→ Exercise
Write out the data again exactly, skipping every picture.

* BEGIN Raw data *

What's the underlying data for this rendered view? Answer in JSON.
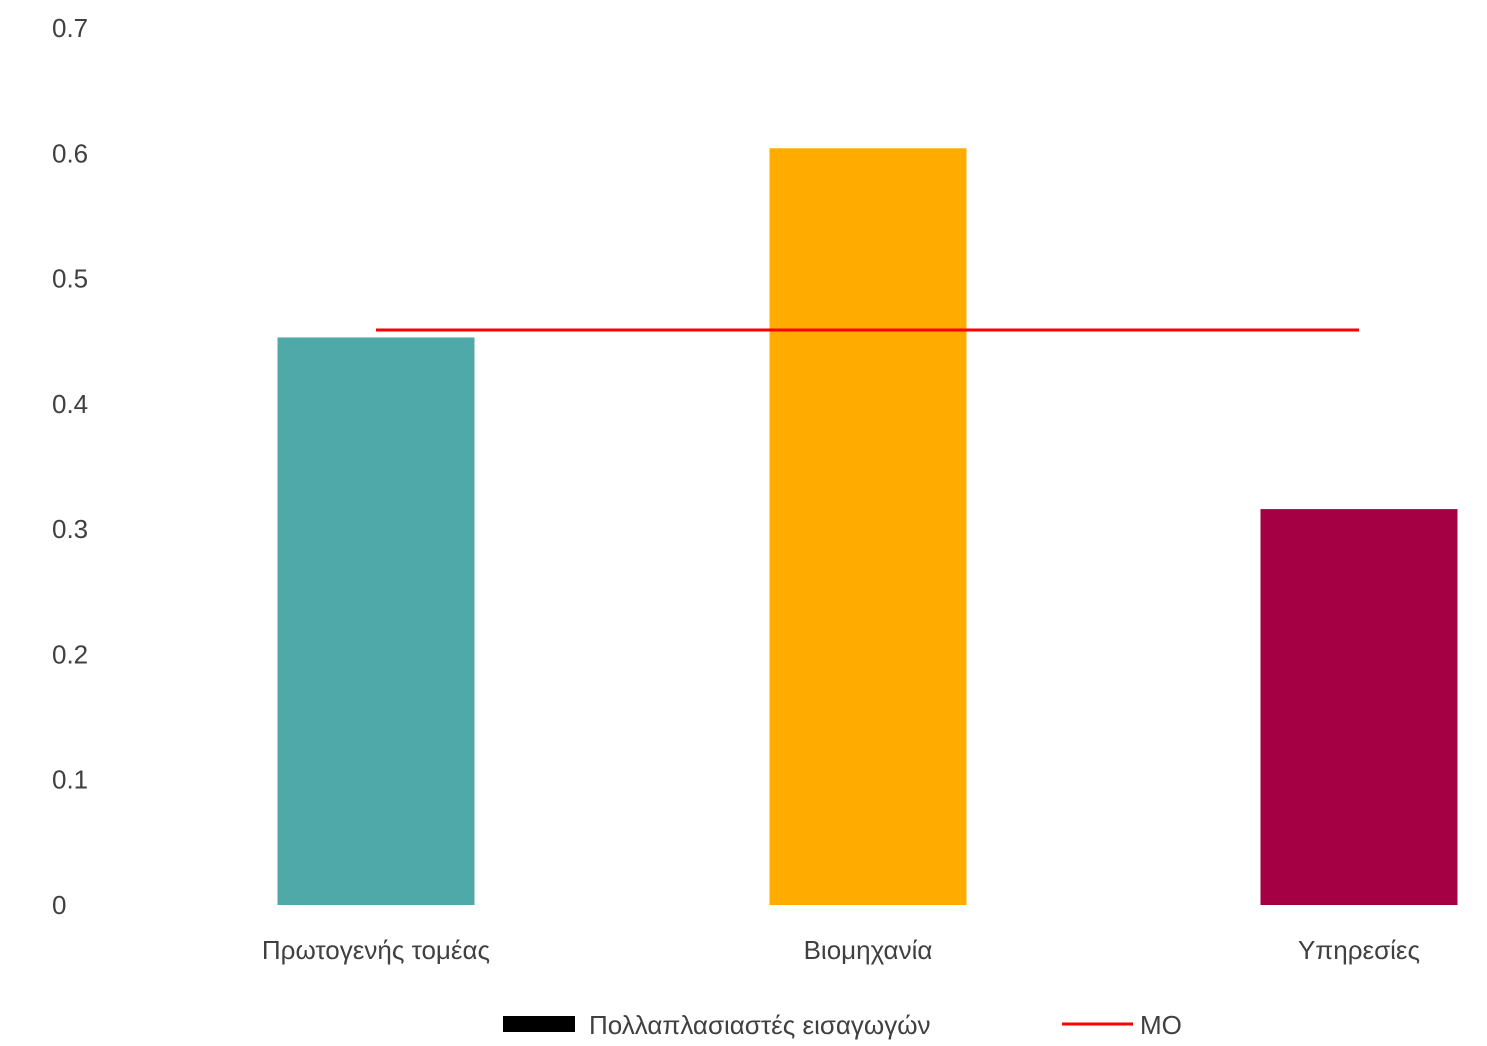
{
  "chart_data": {
    "type": "bar",
    "categories": [
      "Πρωτογενής τομέας",
      "Βιομηχανία",
      "Υπηρεσίες"
    ],
    "series": [
      {
        "name": "Πολλαπλασιαστές εισαγωγών",
        "type": "bar",
        "values": [
          0.453,
          0.604,
          0.316
        ],
        "colors": [
          "#4FA9A9",
          "#FFAB00",
          "#A50044"
        ],
        "legend_color": "#000000"
      },
      {
        "name": "ΜΟ",
        "type": "line",
        "values": [
          0.459,
          0.459,
          0.459
        ],
        "color": "#FF0000"
      }
    ],
    "y_ticks": [
      "0",
      "0.1",
      "0.2",
      "0.3",
      "0.4",
      "0.5",
      "0.6",
      "0.7"
    ],
    "ylim": [
      0,
      0.7
    ],
    "grid": false,
    "legend_position": "bottom-center"
  }
}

* END Raw data *

→ Answer to this problem
What's the underlying data for this rendered view? Answer in JSON.
{
  "chart_data": {
    "type": "bar",
    "categories": [
      "Πρωτογενής τομέας",
      "Βιομηχανία",
      "Υπηρεσίες"
    ],
    "series": [
      {
        "name": "Πολλαπλασιαστές εισαγωγών",
        "type": "bar",
        "values": [
          0.453,
          0.604,
          0.316
        ],
        "colors": [
          "#4FA9A9",
          "#FFAB00",
          "#A50044"
        ],
        "legend_color": "#000000"
      },
      {
        "name": "ΜΟ",
        "type": "line",
        "values": [
          0.459,
          0.459,
          0.459
        ],
        "color": "#FF0000"
      }
    ],
    "y_ticks": [
      "0",
      "0.1",
      "0.2",
      "0.3",
      "0.4",
      "0.5",
      "0.6",
      "0.7"
    ],
    "ylim": [
      0,
      0.7
    ],
    "grid": false,
    "legend_position": "bottom-center"
  }
}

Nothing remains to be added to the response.